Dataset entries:

---*---

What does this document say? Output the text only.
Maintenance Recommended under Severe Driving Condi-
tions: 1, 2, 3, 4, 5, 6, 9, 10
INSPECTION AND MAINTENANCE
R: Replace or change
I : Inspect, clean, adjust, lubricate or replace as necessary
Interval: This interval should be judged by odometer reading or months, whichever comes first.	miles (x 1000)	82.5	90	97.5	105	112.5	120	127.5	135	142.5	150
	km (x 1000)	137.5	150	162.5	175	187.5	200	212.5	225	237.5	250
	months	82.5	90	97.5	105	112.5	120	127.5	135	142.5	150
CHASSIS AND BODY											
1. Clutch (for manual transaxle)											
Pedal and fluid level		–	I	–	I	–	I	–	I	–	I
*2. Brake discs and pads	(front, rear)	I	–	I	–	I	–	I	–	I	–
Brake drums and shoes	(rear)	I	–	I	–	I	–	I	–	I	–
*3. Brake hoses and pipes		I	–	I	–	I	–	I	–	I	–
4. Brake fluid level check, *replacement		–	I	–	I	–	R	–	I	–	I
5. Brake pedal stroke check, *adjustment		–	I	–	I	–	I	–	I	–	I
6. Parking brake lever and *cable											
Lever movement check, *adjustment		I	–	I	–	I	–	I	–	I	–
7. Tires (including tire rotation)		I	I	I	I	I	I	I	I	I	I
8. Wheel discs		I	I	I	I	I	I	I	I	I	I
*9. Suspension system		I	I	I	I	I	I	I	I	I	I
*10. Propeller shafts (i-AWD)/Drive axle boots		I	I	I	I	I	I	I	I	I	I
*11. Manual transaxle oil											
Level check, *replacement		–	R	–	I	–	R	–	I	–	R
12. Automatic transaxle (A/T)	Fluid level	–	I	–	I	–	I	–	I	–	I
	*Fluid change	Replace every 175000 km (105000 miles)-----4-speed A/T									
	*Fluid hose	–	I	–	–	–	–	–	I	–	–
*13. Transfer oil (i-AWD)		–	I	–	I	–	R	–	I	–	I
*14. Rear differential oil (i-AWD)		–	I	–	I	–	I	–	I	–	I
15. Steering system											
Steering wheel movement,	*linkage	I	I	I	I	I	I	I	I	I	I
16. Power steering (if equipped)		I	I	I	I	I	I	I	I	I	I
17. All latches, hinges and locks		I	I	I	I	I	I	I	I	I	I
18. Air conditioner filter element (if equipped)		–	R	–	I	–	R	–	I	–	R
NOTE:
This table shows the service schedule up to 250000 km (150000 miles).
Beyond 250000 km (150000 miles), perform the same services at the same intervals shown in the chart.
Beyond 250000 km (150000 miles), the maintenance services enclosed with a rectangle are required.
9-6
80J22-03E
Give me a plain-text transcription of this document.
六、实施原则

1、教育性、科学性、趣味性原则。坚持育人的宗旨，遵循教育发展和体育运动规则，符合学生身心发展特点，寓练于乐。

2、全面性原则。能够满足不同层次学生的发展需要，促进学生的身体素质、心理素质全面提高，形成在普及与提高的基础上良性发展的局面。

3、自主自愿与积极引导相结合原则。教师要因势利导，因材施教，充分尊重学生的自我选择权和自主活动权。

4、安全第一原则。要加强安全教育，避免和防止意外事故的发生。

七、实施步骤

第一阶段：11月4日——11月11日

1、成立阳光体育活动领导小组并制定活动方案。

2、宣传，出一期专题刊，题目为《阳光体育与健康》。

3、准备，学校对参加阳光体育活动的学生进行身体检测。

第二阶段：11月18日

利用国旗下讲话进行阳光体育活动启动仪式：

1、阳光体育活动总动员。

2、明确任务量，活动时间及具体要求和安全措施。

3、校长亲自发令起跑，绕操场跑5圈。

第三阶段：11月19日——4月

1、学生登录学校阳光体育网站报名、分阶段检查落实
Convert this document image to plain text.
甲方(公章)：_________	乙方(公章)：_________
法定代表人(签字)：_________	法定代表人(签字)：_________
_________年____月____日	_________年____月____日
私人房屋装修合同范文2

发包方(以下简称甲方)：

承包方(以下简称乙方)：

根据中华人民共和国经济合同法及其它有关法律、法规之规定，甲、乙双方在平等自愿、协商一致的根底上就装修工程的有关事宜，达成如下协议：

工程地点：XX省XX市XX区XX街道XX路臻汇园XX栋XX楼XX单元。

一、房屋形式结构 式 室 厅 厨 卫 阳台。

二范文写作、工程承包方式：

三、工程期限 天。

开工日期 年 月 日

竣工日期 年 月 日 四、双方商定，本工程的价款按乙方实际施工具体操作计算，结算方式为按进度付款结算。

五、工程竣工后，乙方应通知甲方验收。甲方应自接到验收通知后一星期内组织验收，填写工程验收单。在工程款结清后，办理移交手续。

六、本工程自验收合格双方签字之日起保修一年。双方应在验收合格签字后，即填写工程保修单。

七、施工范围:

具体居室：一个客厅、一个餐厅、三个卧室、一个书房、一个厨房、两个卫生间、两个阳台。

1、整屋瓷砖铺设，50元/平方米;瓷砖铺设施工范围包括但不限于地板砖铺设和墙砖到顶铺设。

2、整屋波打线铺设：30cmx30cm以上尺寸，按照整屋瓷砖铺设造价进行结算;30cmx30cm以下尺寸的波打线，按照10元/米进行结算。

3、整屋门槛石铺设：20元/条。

---*---

Given problem.
Return, word for word, each line from the line that contains "Convert this document image to plain text." to the end of the listing above; include both end lines and nothing else.

Task answer.
Convert this document image to plain text.
甲方(公章)：_________	乙方(公章)：_________
法定代表人(签字)：_________	法定代表人(签字)：_________
_________年____月____日	_________年____月____日
私人房屋装修合同范文2

发包方(以下简称甲方)：

承包方(以下简称乙方)：

根据中华人民共和国经济合同法及其它有关法律、法规之规定，甲、乙双方在平等自愿、协商一致的根底上就装修工程的有关事宜，达成如下协议：

工程地点：XX省XX市XX区XX街道XX路臻汇园XX栋XX楼XX单元。

一、房屋形式结构 式 室 厅 厨 卫 阳台。

二范文写作、工程承包方式：

三、工程期限 天。

开工日期 年 月 日

竣工日期 年 月 日 四、双方商定，本工程的价款按乙方实际施工具体操作计算，结算方式为按进度付款结算。

五、工程竣工后，乙方应通知甲方验收。甲方应自接到验收通知后一星期内组织验收，填写工程验收单。在工程款结清后，办理移交手续。

六、本工程自验收合格双方签字之日起保修一年。双方应在验收合格签字后，即填写工程保修单。

七、施工范围:

具体居室：一个客厅、一个餐厅、三个卧室、一个书房、一个厨房、两个卫生间、两个阳台。

1、整屋瓷砖铺设，50元/平方米;瓷砖铺设施工范围包括但不限于地板砖铺设和墙砖到顶铺设。

2、整屋波打线铺设：30cmx30cm以上尺寸，按照整屋瓷砖铺设造价进行结算;30cmx30cm以下尺寸的波打线，按照10元/米进行结算。

3、整屋门槛石铺设：20元/条。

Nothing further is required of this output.